Bounding box entries:
....

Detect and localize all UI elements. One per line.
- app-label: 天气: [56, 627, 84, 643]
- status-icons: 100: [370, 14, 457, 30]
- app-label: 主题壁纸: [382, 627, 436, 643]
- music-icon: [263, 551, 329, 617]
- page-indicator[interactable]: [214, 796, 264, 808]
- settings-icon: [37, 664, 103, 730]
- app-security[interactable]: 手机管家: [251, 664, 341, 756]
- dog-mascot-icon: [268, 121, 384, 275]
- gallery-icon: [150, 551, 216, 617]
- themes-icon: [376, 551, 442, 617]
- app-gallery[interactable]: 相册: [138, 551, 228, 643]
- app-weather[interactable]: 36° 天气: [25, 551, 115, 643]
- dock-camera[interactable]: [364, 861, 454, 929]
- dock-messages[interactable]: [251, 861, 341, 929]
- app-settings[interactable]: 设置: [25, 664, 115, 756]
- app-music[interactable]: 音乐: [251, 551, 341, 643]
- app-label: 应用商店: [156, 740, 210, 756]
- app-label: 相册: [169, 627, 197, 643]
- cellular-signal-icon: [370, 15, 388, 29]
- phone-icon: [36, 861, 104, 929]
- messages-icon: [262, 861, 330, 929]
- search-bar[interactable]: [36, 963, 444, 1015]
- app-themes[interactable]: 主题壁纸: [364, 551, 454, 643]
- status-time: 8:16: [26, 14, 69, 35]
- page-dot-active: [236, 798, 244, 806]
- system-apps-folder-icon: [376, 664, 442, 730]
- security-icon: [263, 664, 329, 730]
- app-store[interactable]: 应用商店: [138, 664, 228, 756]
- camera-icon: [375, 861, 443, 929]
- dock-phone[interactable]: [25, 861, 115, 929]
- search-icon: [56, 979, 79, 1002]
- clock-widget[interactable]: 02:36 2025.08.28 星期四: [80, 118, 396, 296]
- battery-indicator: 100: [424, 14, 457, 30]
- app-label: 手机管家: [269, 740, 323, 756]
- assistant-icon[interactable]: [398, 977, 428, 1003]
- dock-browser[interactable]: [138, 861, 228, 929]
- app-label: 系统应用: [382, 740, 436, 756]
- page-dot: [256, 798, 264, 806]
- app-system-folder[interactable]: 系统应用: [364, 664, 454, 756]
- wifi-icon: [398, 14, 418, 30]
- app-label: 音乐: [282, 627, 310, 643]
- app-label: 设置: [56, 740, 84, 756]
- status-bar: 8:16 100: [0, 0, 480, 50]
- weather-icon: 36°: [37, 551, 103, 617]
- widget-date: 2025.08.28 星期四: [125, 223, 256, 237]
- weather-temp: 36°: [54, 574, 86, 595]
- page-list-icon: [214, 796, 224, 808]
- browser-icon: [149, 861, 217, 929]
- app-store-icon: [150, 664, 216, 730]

....

*Stated goal*
Can you rewrite all the records above, changing every "interactable" to "clickable" and leaving everything else untouched?

*Solution to the exercise*
Detect and localize all UI elements. One per line.
- app-label: 天气: [56, 627, 84, 643]
- status-icons: 100: [370, 14, 457, 30]
- app-label: 主题壁纸: [382, 627, 436, 643]
- music-icon: [263, 551, 329, 617]
- page-indicator[clickable]: [214, 796, 264, 808]
- settings-icon: [37, 664, 103, 730]
- app-security[clickable]: 手机管家: [251, 664, 341, 756]
- dog-mascot-icon: [268, 121, 384, 275]
- gallery-icon: [150, 551, 216, 617]
- themes-icon: [376, 551, 442, 617]
- app-gallery[clickable]: 相册: [138, 551, 228, 643]
- app-weather[clickable]: 36° 天气: [25, 551, 115, 643]
- dock-camera[clickable]: [364, 861, 454, 929]
- dock-messages[clickable]: [251, 861, 341, 929]
- app-settings[clickable]: 设置: [25, 664, 115, 756]
- app-music[clickable]: 音乐: [251, 551, 341, 643]
- app-label: 应用商店: [156, 740, 210, 756]
- app-label: 相册: [169, 627, 197, 643]
- cellular-signal-icon: [370, 15, 388, 29]
- phone-icon: [36, 861, 104, 929]
- messages-icon: [262, 861, 330, 929]
- search-bar[clickable]: [36, 963, 444, 1015]
- app-themes[clickable]: 主题壁纸: [364, 551, 454, 643]
- status-time: 8:16: [26, 14, 69, 35]
- page-dot-active: [236, 798, 244, 806]
- system-apps-folder-icon: [376, 664, 442, 730]
- security-icon: [263, 664, 329, 730]
- app-store[clickable]: 应用商店: [138, 664, 228, 756]
- camera-icon: [375, 861, 443, 929]
- dock-phone[clickable]: [25, 861, 115, 929]
- search-icon: [56, 979, 79, 1002]
- clock-widget[clickable]: 02:36 2025.08.28 星期四: [80, 118, 396, 296]
- battery-indicator: 100: [424, 14, 457, 30]
- app-label: 手机管家: [269, 740, 323, 756]
- assistant-icon[clickable]: [398, 977, 428, 1003]
- dock-browser[clickable]: [138, 861, 228, 929]
- app-label: 系统应用: [382, 740, 436, 756]
- page-dot: [256, 798, 264, 806]
- app-system-folder[clickable]: 系统应用: [364, 664, 454, 756]
- wifi-icon: [398, 14, 418, 30]
- app-label: 音乐: [282, 627, 310, 643]
- app-label: 设置: [56, 740, 84, 756]
- status-bar: 8:16 100: [0, 0, 480, 50]
- weather-icon: 36°: [37, 551, 103, 617]
- widget-date: 2025.08.28 星期四: [125, 223, 256, 237]
- weather-temp: 36°: [54, 574, 86, 595]
- page-list-icon: [214, 796, 224, 808]
- browser-icon: [149, 861, 217, 929]
- app-store-icon: [150, 664, 216, 730]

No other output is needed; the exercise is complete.